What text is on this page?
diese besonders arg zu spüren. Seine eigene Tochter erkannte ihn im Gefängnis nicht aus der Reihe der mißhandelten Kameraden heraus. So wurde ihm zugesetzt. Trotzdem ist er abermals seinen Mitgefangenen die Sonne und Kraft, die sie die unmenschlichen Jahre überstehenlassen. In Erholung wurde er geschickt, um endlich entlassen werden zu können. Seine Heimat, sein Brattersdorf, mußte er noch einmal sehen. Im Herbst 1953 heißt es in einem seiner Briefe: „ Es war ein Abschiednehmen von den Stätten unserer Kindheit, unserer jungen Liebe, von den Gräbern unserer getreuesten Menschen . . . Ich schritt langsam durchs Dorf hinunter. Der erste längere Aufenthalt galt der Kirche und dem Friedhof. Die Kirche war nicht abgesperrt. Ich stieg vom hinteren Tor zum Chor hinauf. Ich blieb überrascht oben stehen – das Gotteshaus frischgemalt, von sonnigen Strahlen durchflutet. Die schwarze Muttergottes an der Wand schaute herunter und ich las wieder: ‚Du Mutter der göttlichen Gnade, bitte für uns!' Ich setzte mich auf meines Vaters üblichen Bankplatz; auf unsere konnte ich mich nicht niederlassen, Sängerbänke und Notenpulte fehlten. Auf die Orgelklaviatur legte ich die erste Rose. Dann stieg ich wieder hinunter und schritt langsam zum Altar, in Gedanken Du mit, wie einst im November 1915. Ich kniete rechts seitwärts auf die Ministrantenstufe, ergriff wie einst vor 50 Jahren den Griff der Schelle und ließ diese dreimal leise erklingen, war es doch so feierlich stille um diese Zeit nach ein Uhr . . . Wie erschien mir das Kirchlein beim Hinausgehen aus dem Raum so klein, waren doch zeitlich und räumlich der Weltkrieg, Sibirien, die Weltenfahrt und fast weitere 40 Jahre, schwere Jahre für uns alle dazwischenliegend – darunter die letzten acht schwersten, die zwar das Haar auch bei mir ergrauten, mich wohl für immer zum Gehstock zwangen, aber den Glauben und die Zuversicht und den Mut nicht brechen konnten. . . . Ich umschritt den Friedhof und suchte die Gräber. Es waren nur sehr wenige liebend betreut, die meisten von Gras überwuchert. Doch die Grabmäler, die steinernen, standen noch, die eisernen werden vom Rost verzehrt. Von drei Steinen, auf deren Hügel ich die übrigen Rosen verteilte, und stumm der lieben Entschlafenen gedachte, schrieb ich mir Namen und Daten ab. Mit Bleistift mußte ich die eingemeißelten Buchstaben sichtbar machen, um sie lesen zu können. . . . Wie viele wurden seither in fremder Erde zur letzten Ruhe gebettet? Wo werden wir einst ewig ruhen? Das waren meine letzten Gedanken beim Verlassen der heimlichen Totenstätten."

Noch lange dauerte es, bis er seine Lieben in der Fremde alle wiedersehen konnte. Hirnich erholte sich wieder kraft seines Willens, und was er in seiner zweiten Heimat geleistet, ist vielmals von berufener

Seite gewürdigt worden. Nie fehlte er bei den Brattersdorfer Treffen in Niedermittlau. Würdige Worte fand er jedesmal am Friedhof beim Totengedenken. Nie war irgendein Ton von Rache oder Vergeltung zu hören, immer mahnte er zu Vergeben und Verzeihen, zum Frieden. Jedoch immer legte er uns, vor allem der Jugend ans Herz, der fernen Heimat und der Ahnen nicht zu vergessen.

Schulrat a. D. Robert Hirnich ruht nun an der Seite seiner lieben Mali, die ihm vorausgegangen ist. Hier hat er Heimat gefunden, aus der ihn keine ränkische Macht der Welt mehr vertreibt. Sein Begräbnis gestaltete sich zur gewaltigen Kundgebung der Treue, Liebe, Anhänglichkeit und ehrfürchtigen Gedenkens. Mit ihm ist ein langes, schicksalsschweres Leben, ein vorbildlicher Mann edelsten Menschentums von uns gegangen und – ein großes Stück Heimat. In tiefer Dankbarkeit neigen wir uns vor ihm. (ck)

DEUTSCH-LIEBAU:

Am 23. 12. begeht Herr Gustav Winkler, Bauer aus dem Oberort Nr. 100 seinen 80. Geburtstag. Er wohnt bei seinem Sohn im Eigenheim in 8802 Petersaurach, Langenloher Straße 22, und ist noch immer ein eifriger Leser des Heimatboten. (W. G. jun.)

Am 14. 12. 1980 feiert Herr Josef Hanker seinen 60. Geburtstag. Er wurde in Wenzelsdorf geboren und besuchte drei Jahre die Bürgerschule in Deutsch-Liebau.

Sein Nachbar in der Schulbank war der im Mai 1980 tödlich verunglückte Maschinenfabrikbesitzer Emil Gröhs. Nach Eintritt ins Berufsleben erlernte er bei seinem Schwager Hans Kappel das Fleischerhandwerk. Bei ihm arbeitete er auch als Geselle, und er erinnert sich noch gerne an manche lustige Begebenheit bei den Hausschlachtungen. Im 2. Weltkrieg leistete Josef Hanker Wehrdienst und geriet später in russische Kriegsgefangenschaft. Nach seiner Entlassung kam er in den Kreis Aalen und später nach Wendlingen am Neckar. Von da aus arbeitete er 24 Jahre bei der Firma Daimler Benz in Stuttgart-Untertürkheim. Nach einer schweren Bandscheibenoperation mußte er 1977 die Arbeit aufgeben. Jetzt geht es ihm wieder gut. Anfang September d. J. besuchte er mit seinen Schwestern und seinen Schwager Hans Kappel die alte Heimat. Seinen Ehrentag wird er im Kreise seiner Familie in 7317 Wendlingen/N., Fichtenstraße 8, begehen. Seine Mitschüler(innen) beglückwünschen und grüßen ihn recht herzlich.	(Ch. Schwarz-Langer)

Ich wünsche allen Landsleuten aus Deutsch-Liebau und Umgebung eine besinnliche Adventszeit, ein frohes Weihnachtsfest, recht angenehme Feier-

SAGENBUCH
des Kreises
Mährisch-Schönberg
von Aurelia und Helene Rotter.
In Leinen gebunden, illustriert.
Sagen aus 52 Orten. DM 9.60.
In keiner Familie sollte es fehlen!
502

▶ **Exercise instructions**: Transcribe each record exactly. Leave nothing out.

▶ **Task response**:
What text is on this page?
diese besonders arg zu spüren. Seine eigene Tochter erkannte ihn im Gefängnis nicht aus der Reihe der mißhandelten Kameraden heraus. So wurde ihm zugesetzt. Trotzdem ist er abermals seinen Mitgefangenen die Sonne und Kraft, die sie die unmenschlichen Jahre überstehenlassen. In Erholung wurde er geschickt, um endlich entlassen werden zu können. Seine Heimat, sein Brattersdorf, mußte er noch einmal sehen. Im Herbst 1953 heißt es in einem seiner Briefe: „ Es war ein Abschiednehmen von den Stätten unserer Kindheit, unserer jungen Liebe, von den Gräbern unserer getreuesten Menschen . . . Ich schritt langsam durchs Dorf hinunter. Der erste längere Aufenthalt galt der Kirche und dem Friedhof. Die Kirche war nicht abgesperrt. Ich stieg vom hinteren Tor zum Chor hinauf. Ich blieb überrascht oben stehen – das Gotteshaus frischgemalt, von sonnigen Strahlen durchflutet. Die schwarze Muttergottes an der Wand schaute herunter und ich las wieder: ‚Du Mutter der göttlichen Gnade, bitte für uns!' Ich setzte mich auf meines Vaters üblichen Bankplatz; auf unsere konnte ich mich nicht niederlassen, Sängerbänke und Notenpulte fehlten. Auf die Orgelklaviatur legte ich die erste Rose. Dann stieg ich wieder hinunter und schritt langsam zum Altar, in Gedanken Du mit, wie einst im November 1915. Ich kniete rechts seitwärts auf die Ministrantenstufe, ergriff wie einst vor 50 Jahren den Griff der Schelle und ließ diese dreimal leise erklingen, war es doch so feierlich stille um diese Zeit nach ein Uhr . . . Wie erschien mir das Kirchlein beim Hinausgehen aus dem Raum so klein, waren doch zeitlich und räumlich der Weltkrieg, Sibirien, die Weltenfahrt und fast weitere 40 Jahre, schwere Jahre für uns alle dazwischenliegend – darunter die letzten acht schwersten, die zwar das Haar auch bei mir ergrauten, mich wohl für immer zum Gehstock zwangen, aber den Glauben und die Zuversicht und den Mut nicht brechen konnten. . . . Ich umschritt den Friedhof und suchte die Gräber. Es waren nur sehr wenige liebend betreut, die meisten von Gras überwuchert. Doch die Grabmäler, die steinernen, standen noch, die eisernen werden vom Rost verzehrt. Von drei Steinen, auf deren Hügel ich die übrigen Rosen verteilte, und stumm der lieben Entschlafenen gedachte, schrieb ich mir Namen und Daten ab. Mit Bleistift mußte ich die eingemeißelten Buchstaben sichtbar machen, um sie lesen zu können. . . . Wie viele wurden seither in fremder Erde zur letzten Ruhe gebettet? Wo werden wir einst ewig ruhen? Das waren meine letzten Gedanken beim Verlassen der heimlichen Totenstätten."

Noch lange dauerte es, bis er seine Lieben in der Fremde alle wiedersehen konnte. Hirnich erholte sich wieder kraft seines Willens, und was er in seiner zweiten Heimat geleistet, ist vielmals von berufener

Seite gewürdigt worden. Nie fehlte er bei den Brattersdorfer Treffen in Niedermittlau. Würdige Worte fand er jedesmal am Friedhof beim Totengedenken. Nie war irgendein Ton von Rache oder Vergeltung zu hören, immer mahnte er zu Vergeben und Verzeihen, zum Frieden. Jedoch immer legte er uns, vor allem der Jugend ans Herz, der fernen Heimat und der Ahnen nicht zu vergessen.

Schulrat a. D. Robert Hirnich ruht nun an der Seite seiner lieben Mali, die ihm vorausgegangen ist. Hier hat er Heimat gefunden, aus der ihn keine ränkische Macht der Welt mehr vertreibt. Sein Begräbnis gestaltete sich zur gewaltigen Kundgebung der Treue, Liebe, Anhänglichkeit und ehrfürchtigen Gedenkens. Mit ihm ist ein langes, schicksalsschweres Leben, ein vorbildlicher Mann edelsten Menschentums von uns gegangen und – ein großes Stück Heimat. In tiefer Dankbarkeit neigen wir uns vor ihm. (ck)

DEUTSCH-LIEBAU:

Am 23. 12. begeht Herr Gustav Winkler, Bauer aus dem Oberort Nr. 100 seinen 80. Geburtstag. Er wohnt bei seinem Sohn im Eigenheim in 8802 Petersaurach, Langenloher Straße 22, und ist noch immer ein eifriger Leser des Heimatboten. (W. G. jun.)

Am 14. 12. 1980 feiert Herr Josef Hanker seinen 60. Geburtstag. Er wurde in Wenzelsdorf geboren und besuchte drei Jahre die Bürgerschule in Deutsch-Liebau.

Sein Nachbar in der Schulbank war der im Mai 1980 tödlich verunglückte Maschinenfabrikbesitzer Emil Gröhs. Nach Eintritt ins Berufsleben erlernte er bei seinem Schwager Hans Kappel das Fleischerhandwerk. Bei ihm arbeitete er auch als Geselle, und er erinnert sich noch gerne an manche lustige Begebenheit bei den Hausschlachtungen. Im 2. Weltkrieg leistete Josef Hanker Wehrdienst und geriet später in russische Kriegsgefangenschaft. Nach seiner Entlassung kam er in den Kreis Aalen und später nach Wendlingen am Neckar. Von da aus arbeitete er 24 Jahre bei der Firma Daimler Benz in Stuttgart-Untertürkheim. Nach einer schweren Bandscheibenoperation mußte er 1977 die Arbeit aufgeben. Jetzt geht es ihm wieder gut. Anfang September d. J. besuchte er mit seinen Schwestern und seinen Schwager Hans Kappel die alte Heimat. Seinen Ehrentag wird er im Kreise seiner Familie in 7317 Wendlingen/N., Fichtenstraße 8, begehen. Seine Mitschüler(innen) beglückwünschen und grüßen ihn recht herzlich.	(Ch. Schwarz-Langer)

Ich wünsche allen Landsleuten aus Deutsch-Liebau und Umgebung eine besinnliche Adventszeit, ein frohes Weihnachtsfest, recht angenehme Feier-

SAGENBUCH
des Kreises
Mährisch-Schönberg
von Aurelia und Helene Rotter.
In Leinen gebunden, illustriert.
Sagen aus 52 Orten. DM 9.60.
In keiner Familie sollte es fehlen!
502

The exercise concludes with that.